--- SUPPLIED RECORDS ---
+++
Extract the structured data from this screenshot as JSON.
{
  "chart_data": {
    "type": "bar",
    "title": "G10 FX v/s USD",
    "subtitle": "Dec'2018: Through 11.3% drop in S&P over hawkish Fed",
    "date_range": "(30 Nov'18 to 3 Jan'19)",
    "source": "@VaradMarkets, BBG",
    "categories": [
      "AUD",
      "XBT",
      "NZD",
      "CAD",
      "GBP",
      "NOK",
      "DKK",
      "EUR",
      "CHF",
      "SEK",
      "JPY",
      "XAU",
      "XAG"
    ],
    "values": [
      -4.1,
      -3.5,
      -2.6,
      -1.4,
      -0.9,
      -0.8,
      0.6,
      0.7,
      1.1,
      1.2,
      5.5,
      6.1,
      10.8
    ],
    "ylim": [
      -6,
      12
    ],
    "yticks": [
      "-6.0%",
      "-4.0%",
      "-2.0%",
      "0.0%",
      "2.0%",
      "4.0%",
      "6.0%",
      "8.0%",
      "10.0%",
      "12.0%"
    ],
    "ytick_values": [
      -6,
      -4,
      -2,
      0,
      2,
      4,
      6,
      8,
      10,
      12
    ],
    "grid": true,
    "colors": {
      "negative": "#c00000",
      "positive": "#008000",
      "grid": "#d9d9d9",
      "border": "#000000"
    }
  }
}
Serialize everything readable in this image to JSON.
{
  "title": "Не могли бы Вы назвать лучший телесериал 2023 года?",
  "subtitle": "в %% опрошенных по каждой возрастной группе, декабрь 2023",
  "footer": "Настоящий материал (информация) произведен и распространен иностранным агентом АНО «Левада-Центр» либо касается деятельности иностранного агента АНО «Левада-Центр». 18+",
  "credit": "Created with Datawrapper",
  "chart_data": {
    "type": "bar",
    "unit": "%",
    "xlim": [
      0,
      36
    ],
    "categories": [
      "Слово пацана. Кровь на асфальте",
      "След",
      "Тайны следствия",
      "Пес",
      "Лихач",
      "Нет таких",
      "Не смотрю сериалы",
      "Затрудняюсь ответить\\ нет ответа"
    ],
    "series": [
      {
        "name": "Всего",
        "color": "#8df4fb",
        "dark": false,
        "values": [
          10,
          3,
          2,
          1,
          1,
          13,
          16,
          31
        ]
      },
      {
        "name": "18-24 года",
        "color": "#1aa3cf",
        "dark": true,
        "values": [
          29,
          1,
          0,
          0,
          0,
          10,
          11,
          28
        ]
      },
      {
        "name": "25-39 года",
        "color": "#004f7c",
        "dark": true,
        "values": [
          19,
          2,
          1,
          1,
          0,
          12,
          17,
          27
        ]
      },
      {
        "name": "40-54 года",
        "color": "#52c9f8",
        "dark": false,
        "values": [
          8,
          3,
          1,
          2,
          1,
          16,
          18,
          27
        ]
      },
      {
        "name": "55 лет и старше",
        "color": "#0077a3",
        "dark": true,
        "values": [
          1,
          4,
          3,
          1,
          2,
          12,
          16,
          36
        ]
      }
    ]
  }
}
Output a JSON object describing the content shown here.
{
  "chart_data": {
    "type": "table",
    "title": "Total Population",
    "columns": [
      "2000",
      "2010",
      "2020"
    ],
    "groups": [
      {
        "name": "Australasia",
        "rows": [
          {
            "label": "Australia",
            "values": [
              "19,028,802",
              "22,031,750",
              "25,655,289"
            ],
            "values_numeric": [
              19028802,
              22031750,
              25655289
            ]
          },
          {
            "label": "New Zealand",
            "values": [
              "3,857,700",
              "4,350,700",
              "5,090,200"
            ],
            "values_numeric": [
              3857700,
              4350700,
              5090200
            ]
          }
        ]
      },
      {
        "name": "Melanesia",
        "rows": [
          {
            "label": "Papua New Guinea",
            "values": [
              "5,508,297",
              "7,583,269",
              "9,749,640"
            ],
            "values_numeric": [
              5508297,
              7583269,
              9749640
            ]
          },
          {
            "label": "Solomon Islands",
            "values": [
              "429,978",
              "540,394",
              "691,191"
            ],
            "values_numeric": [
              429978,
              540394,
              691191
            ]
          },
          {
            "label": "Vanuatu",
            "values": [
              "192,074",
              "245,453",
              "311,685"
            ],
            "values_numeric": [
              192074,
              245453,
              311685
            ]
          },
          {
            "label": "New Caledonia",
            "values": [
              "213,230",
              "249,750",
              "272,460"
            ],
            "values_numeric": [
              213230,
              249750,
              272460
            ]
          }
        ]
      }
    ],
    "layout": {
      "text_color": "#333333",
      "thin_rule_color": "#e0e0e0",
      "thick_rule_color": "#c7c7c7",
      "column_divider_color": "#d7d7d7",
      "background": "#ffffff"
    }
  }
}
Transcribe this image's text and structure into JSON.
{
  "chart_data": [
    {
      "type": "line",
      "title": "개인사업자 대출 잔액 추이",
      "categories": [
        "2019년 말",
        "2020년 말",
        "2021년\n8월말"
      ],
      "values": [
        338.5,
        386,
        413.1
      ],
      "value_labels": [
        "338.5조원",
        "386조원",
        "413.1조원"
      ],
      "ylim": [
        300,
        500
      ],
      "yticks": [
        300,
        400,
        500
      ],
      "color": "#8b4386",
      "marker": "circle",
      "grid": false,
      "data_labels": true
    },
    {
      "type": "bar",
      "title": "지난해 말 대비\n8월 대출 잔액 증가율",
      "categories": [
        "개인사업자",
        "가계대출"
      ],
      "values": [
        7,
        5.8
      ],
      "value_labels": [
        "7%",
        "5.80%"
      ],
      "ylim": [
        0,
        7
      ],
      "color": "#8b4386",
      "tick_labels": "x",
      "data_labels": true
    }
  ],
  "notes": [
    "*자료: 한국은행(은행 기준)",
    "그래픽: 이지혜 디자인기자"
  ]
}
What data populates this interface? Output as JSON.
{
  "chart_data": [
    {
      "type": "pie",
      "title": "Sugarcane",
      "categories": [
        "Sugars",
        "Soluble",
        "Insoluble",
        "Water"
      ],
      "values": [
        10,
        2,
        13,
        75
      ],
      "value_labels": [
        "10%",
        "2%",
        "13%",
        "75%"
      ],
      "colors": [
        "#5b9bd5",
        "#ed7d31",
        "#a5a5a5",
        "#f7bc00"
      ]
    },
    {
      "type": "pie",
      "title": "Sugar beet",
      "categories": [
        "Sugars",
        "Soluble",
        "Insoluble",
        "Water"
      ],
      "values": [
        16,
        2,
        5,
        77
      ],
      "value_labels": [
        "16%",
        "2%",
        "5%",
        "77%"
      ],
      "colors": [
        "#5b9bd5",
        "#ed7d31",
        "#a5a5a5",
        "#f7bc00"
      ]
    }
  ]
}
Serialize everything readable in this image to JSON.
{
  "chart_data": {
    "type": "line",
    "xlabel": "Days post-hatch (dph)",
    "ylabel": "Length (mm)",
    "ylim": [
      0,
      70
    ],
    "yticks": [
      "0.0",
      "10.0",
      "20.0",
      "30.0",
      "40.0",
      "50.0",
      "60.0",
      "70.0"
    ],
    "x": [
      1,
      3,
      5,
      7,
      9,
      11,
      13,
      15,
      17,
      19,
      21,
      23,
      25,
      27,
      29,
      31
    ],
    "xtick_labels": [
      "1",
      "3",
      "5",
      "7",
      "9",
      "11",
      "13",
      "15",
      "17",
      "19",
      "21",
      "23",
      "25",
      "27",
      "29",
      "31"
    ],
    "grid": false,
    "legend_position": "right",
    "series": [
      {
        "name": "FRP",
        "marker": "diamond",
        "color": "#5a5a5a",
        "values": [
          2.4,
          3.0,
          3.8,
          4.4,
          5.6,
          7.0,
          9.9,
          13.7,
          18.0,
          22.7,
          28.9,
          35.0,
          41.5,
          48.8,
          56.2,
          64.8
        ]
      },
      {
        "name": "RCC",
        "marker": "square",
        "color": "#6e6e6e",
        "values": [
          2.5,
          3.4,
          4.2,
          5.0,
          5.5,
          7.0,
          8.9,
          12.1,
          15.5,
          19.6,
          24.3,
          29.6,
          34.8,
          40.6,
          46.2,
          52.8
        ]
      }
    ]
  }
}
+++
--- STATED GOAL ---
Gather from the records above every line containing the string "name".

--- RESULT OF THIS EXERCISE ---
        "name": "Всего",
        "name": "18-24 года",
        "name": "25-39 года",
        "name": "40-54 года",
        "name": "55 лет и старше",
        "name": "Australasia",
        "name": "Melanesia",
        "name": "FRP",
        "name": "RCC",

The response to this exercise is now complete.